The objective of this study was to investigate the effects of amending three differently standard textured soils (LUFA) classified as loamy sand, loam and clay, with a BC from forest biomass waste produced in Italy, pyrolyzed at 450 °C, having distinct soil physical and chemical properties. The effects of BC, at a selected application rate (f_BC = 0.091), on soil water retention, plant available water (PAW), aggregate stability, and specific surface area (BET-SSA) of the soil-BC mixtures were evaluated.

2. Materials and Methods

2.1. Physical and Chemical Characteristics of Soils and Biochar

Three standard soils from LUFA Speyer (Germany) were used for the experiments. These soils are natural standard soils of from selected areas in Germany, which have been under agricultural use but without the application of pesticides, biocidal fertilizers, or organic manure for at least 5 years before being sampled. This makes these soils suitable to attribute the effect of different amendments, such as BC, to soil texture, and for future investigation aimed at testing the effects of different BCs on the soil physical and structural properties.

The soils were stored at 4 °C to prevent microbial activity. A pyrolysis temperature of 450 °C for 48 h was used to produce BC derived from waste biomass forest material mechanically chipping trunks and large branches of Abies alba M., Larix decidua Mill., Picea excelsa L., Pinus nigra A. and Pinus sylvestris L. This BC was selected because of the wide distribution of forest trees and the subsequent availability of forest waste in Italy [31]. The main chemical characteristics of the tested biochar (BC) are reported in

Table 1. Physico-chemical characteristics of standard soils and biochar.

Soil Properties	2.1	3A	6S	Biochar
Org C (%)	1.23 ± 0.30	2.2 ± 0.1	1.9 ± 0.3	43.5 ± 2.3
pH value (0.01M CaCl2)	6.2 ± 0.7	7.1 ± 0.0	6.7 ± 0.6	9.5 ± 0.7
Cation exchange capacity (meq/100 g)	8 ± 0.1	17 ± 4	17 ± 3	-
Particle sizes according to USDA (%)

GIVEN INFORMATION:
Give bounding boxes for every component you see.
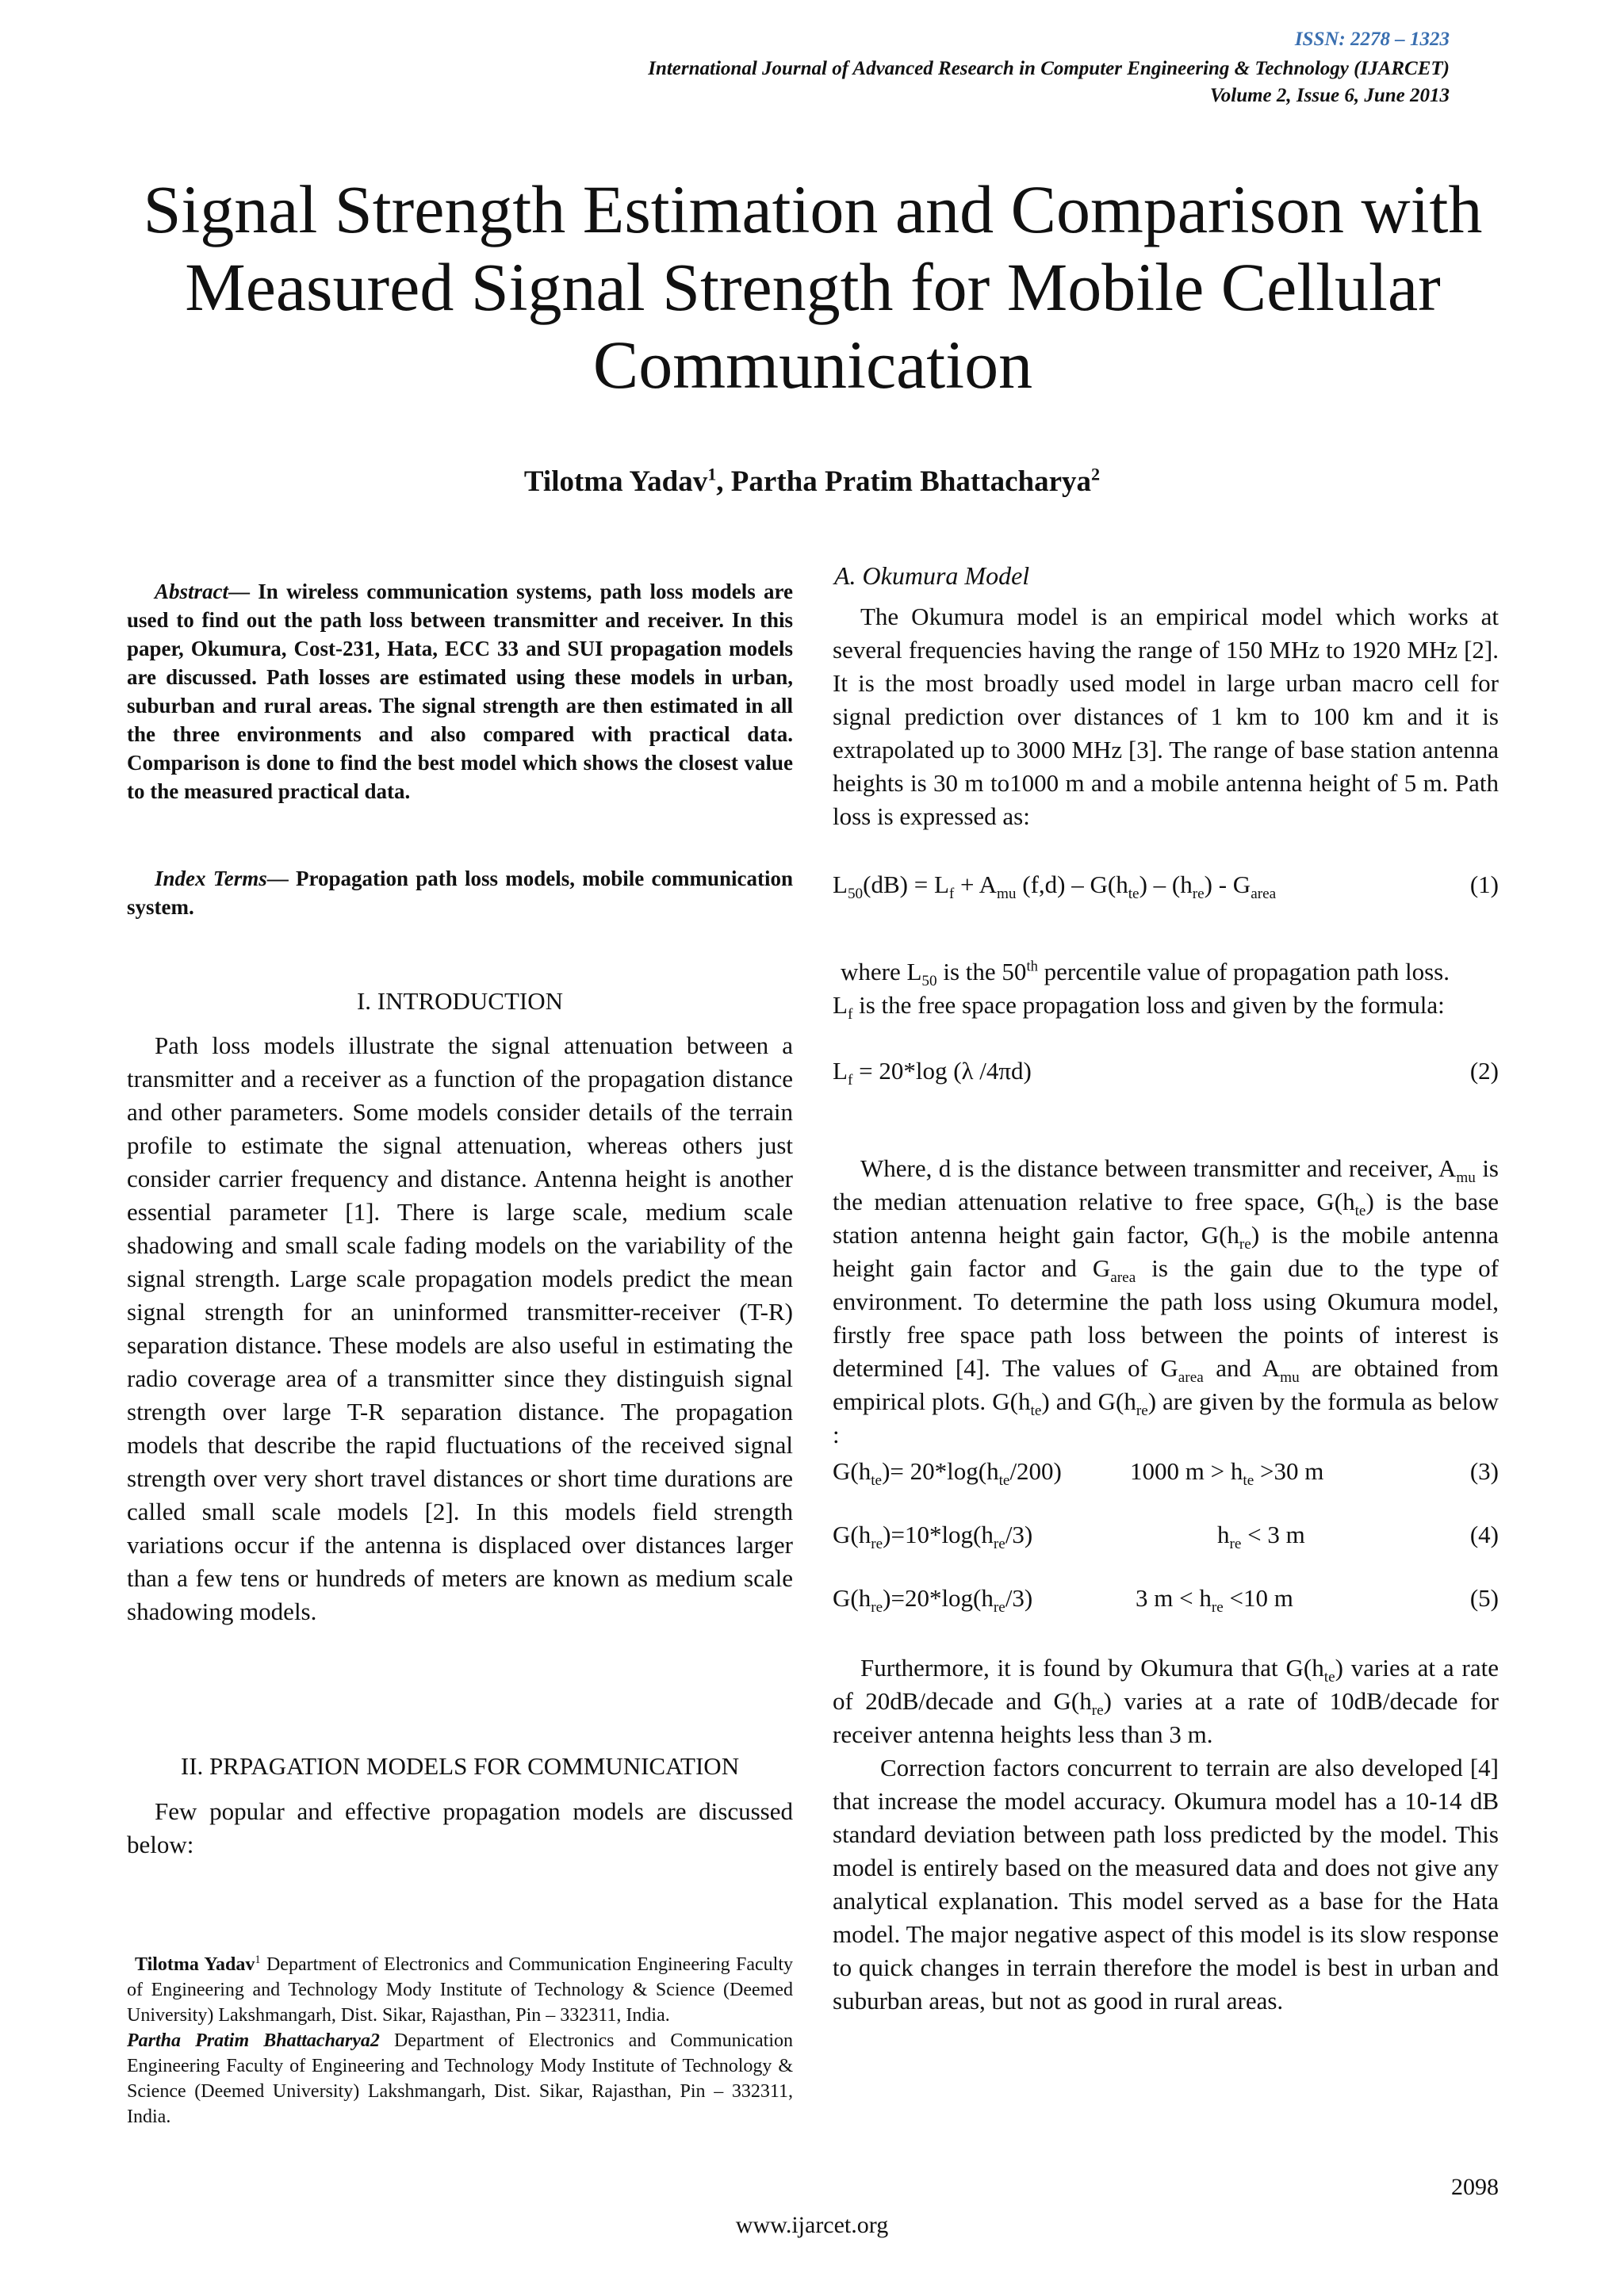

TASKS:
**A.** In the biochar excerpt, duplicate the passage starting at "Table 1. Physico-chemical" and ending at "to USDA (%)".
**B.** Say whether each statement agrees with the biochar excerpt, answering yes or no and quoting the words that decide it: (i) the biochar was made at a pyrolysis temperature of 450 °C for 48 h; (ii) the soils were kept at room temperature; (iii) the three standard soils came from LUFA Speyer in Italy.

ANSWERS FOR THIS EXERCISE:
**A.**
Table 1. Physico-chemical characteristics of standard soils and biochar.

Soil Properties	2.1	3A	6S	Biochar
Org C (%)	1.23 ± 0.30	2.2 ± 0.1	1.9 ± 0.3	43.5 ± 2.3
pH value (0.01M CaCl2)	6.2 ± 0.7	7.1 ± 0.0	6.7 ± 0.6	9.5 ± 0.7
Cation exchange capacity (meq/100 g)	8 ± 0.1	17 ± 4	17 ± 3	-
Particle sizes according to USDA (%)

**B.**
(i) Yes: "A pyrolysis temperature of 450 °C for 48 h was used to produce BC"
(ii) No: "The soils were stored at 4 °C to prevent microbial activity."
(iii) No: "Three standard soils from LUFA Speyer (Germany) were used for the experiments."